[Stored data]
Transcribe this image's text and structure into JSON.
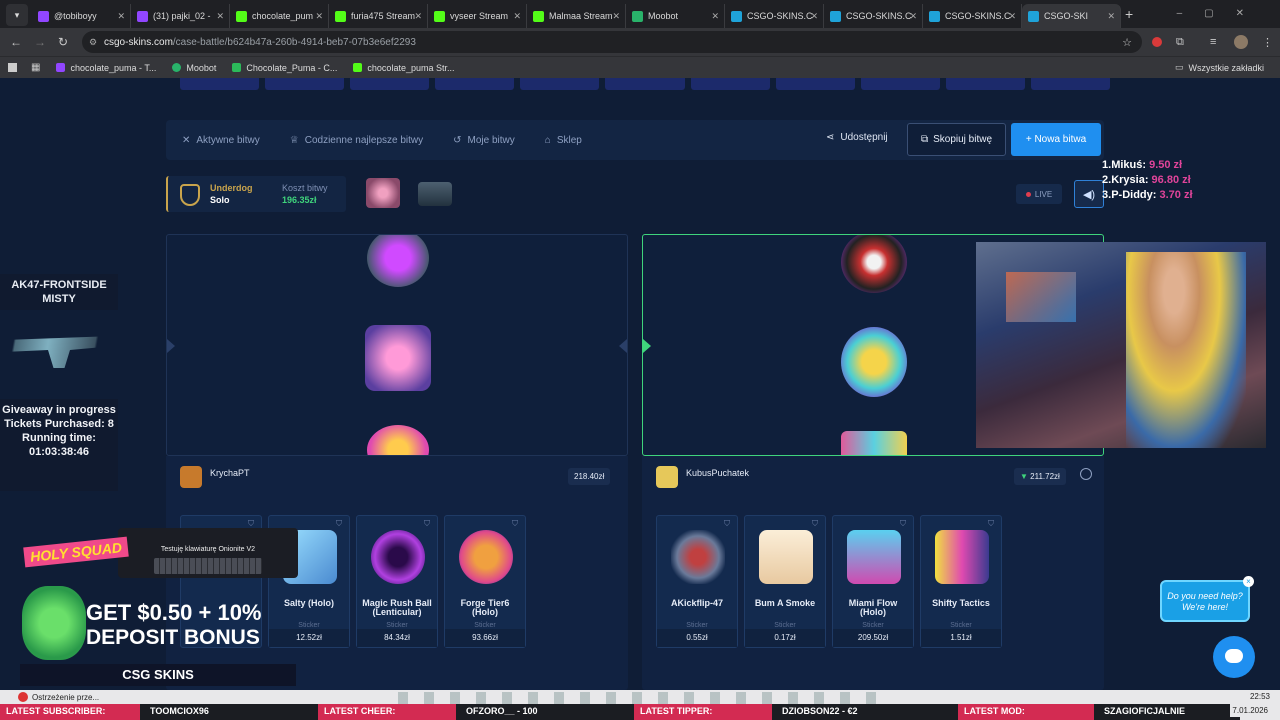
{
  "browser": {
    "tabs": [
      {
        "label": "@tobiboyy",
        "color": "#9146ff"
      },
      {
        "label": "(31) pajki_02 -",
        "color": "#9146ff"
      },
      {
        "label": "chocolate_pum",
        "color": "#53fc18"
      },
      {
        "label": "furia475 Stream",
        "color": "#53fc18"
      },
      {
        "label": "vyseer Stream",
        "color": "#53fc18"
      },
      {
        "label": "Malmaa Stream",
        "color": "#53fc18"
      },
      {
        "label": "Moobot",
        "color": "#29b36a"
      },
      {
        "label": "CSGO-SKINS.C",
        "color": "#1fa3d9"
      },
      {
        "label": "CSGO-SKINS.C",
        "color": "#1fa3d9"
      },
      {
        "label": "CSGO-SKINS.C",
        "color": "#1fa3d9"
      },
      {
        "label": "CSGO-SKI",
        "color": "#1fa3d9"
      }
    ],
    "url_host": "csgo-skins.com",
    "url_path": "/case-battle/b624b47a-260b-4914-beb7-07b3e6ef2293",
    "bookmarks": [
      "chocolate_puma - T...",
      "Moobot",
      "Chocolate_Puma - C...",
      "chocolate_puma Str..."
    ],
    "all_bookmarks": "Wszystkie zakładki"
  },
  "nav": {
    "active_battles": "Aktywne bitwy",
    "daily_best": "Codzienne najlepsze bitwy",
    "my_battles": "Moje bitwy",
    "shop": "Sklep",
    "share": "Udostępnij",
    "copy_battle": "Skopiuj bitwę",
    "new_battle": "+ Nowa bitwa"
  },
  "battle": {
    "mode": "Underdog",
    "type": "Solo",
    "cost_label": "Koszt bitwy",
    "cost": "196.35zł",
    "live": "LIVE"
  },
  "players": [
    {
      "name": "KrychaPT",
      "total": "218.40zł",
      "items": [
        {
          "name": "Salty (Holo)",
          "type": "Sticker",
          "price": "12.52zł"
        },
        {
          "name": "Magic Rush Ball (Lenticular)",
          "type": "Sticker",
          "price": "84.34zł"
        },
        {
          "name": "Forge Tier6 (Holo)",
          "type": "Sticker",
          "price": "93.66zł"
        }
      ]
    },
    {
      "name": "KubusPuchatek",
      "total": "211.72zł",
      "items": [
        {
          "name": "AKickflip-47",
          "type": "Sticker",
          "price": "0.55zł"
        },
        {
          "name": "Bum A Smoke",
          "type": "Sticker",
          "price": "0.17zł"
        },
        {
          "name": "Miami Flow (Holo)",
          "type": "Sticker",
          "price": "209.50zł"
        },
        {
          "name": "Shifty Tactics",
          "type": "Sticker",
          "price": "1.51zł"
        }
      ]
    }
  ],
  "overlay": {
    "skin_title": "AK47-FRONTSIDE MISTY",
    "giveaway_1": "Giveaway in progress",
    "tickets": "Tickets Purchased: 8",
    "running": "Running time: 01:03:38:46",
    "leaderboard": [
      {
        "rank": "1.",
        "name": "Mikuś:",
        "amount": "9.50 zł"
      },
      {
        "rank": "2.",
        "name": "Krysia:",
        "amount": "96.80 zł"
      },
      {
        "rank": "3.",
        "name": "P-Diddy:",
        "amount": "3.70 zł"
      }
    ],
    "keyboard_title": "Testuję klawiaturę Onionite V2",
    "promo_squad": "HOLY SQUAD",
    "promo_line1": "GET $0.50 + 10%",
    "promo_line2": "DEPOSIT BONUS",
    "promo_brand": "CSG SKINS",
    "help": "Do you need help? We're here!"
  },
  "taskbar": {
    "warning": "Ostrzeżenie prze...",
    "time": "22:53",
    "date": "7.01.2026"
  },
  "ticker": [
    {
      "label": "LATEST SUBSCRIBER:",
      "value": "TOOMCIOX96"
    },
    {
      "label": "LATEST CHEER:",
      "value": "OFZORO__ - 100"
    },
    {
      "label": "LATEST TIPPER:",
      "value": "DZIOBSON22 - €2"
    },
    {
      "label": "LATEST MOD:",
      "value": "SZAGIOFICJALNIE"
    }
  ]
}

§ **Task to carry out**:
Check each line of the records for the string "price" and state how many lines contain it. Give only the number.

§ **Task response**:
7